# What to work on:
Select, from the data, each line where "bottom" occurs.

Stored records:
****
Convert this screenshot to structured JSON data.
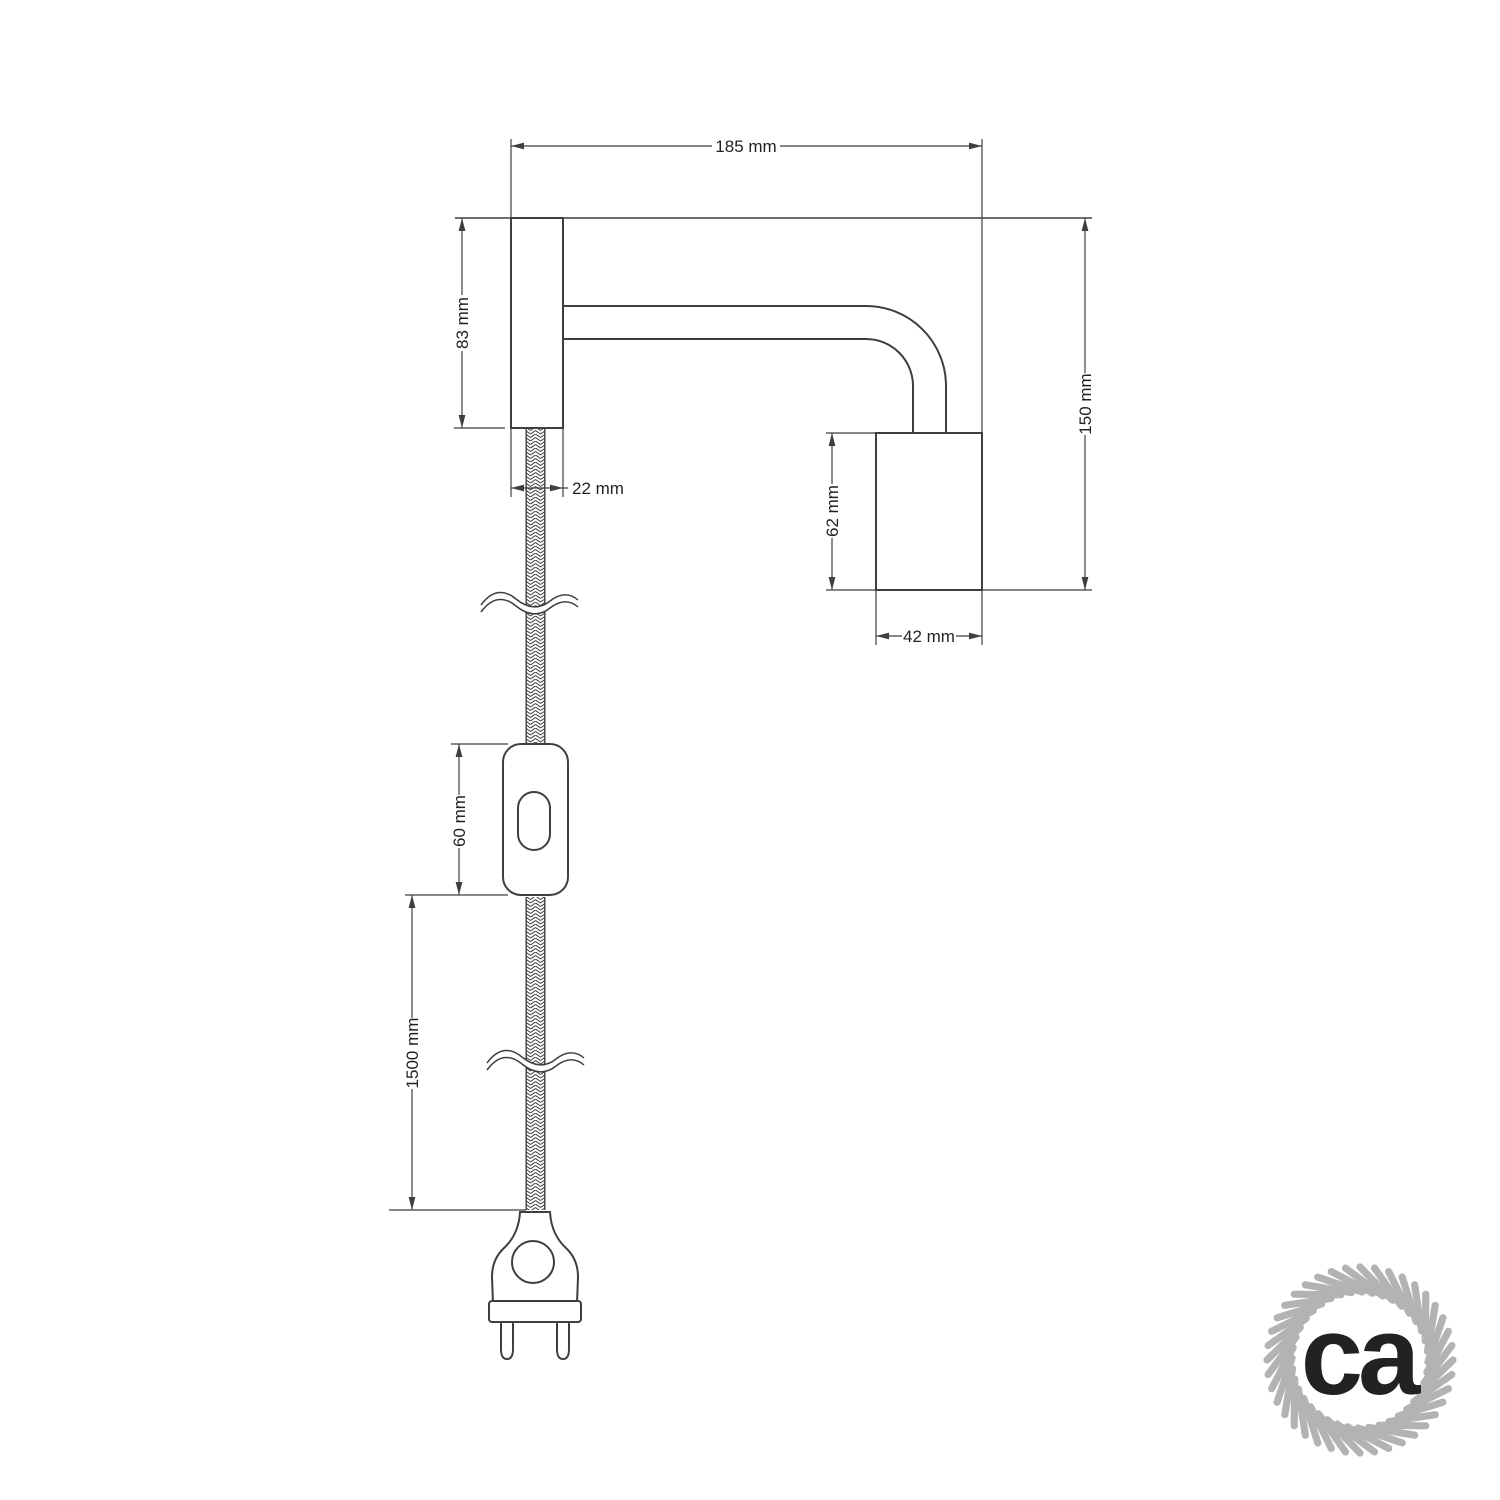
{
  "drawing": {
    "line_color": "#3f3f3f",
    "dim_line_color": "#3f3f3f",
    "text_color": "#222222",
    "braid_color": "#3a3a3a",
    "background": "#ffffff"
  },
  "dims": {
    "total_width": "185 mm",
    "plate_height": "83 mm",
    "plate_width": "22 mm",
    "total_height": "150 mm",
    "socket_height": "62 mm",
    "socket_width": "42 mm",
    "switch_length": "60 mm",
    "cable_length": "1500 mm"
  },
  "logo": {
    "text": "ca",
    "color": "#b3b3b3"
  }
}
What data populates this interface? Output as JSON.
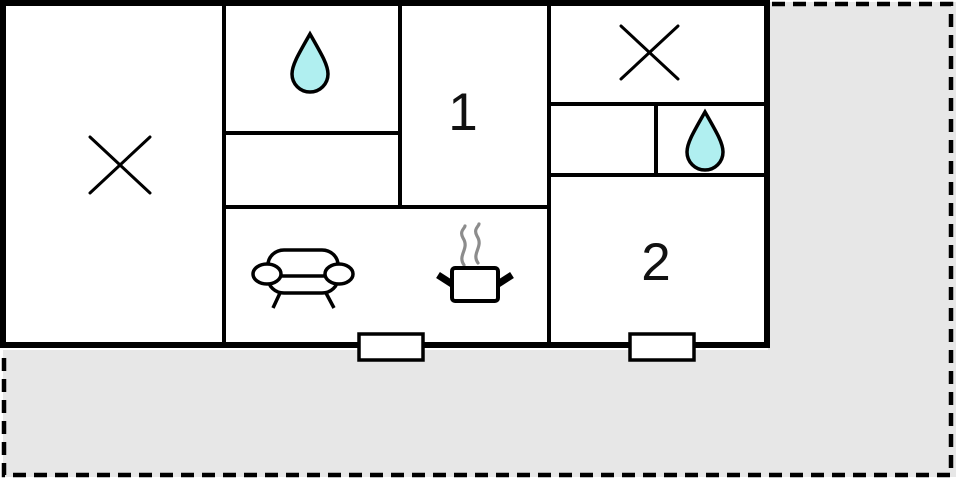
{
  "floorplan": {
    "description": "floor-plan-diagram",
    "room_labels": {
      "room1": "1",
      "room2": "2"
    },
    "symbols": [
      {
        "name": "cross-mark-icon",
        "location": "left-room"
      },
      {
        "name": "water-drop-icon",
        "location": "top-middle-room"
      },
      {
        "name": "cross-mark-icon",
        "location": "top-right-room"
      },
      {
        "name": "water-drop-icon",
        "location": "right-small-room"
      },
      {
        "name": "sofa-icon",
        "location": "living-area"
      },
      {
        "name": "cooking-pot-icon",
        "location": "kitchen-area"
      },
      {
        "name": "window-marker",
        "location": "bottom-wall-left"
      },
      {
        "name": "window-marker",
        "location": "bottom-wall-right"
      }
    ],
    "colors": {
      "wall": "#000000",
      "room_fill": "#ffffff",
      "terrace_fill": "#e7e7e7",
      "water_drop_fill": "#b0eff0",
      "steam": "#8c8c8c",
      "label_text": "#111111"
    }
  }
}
****
# Final result:
        "location": "bottom-wall-left"
        "location": "bottom-wall-right"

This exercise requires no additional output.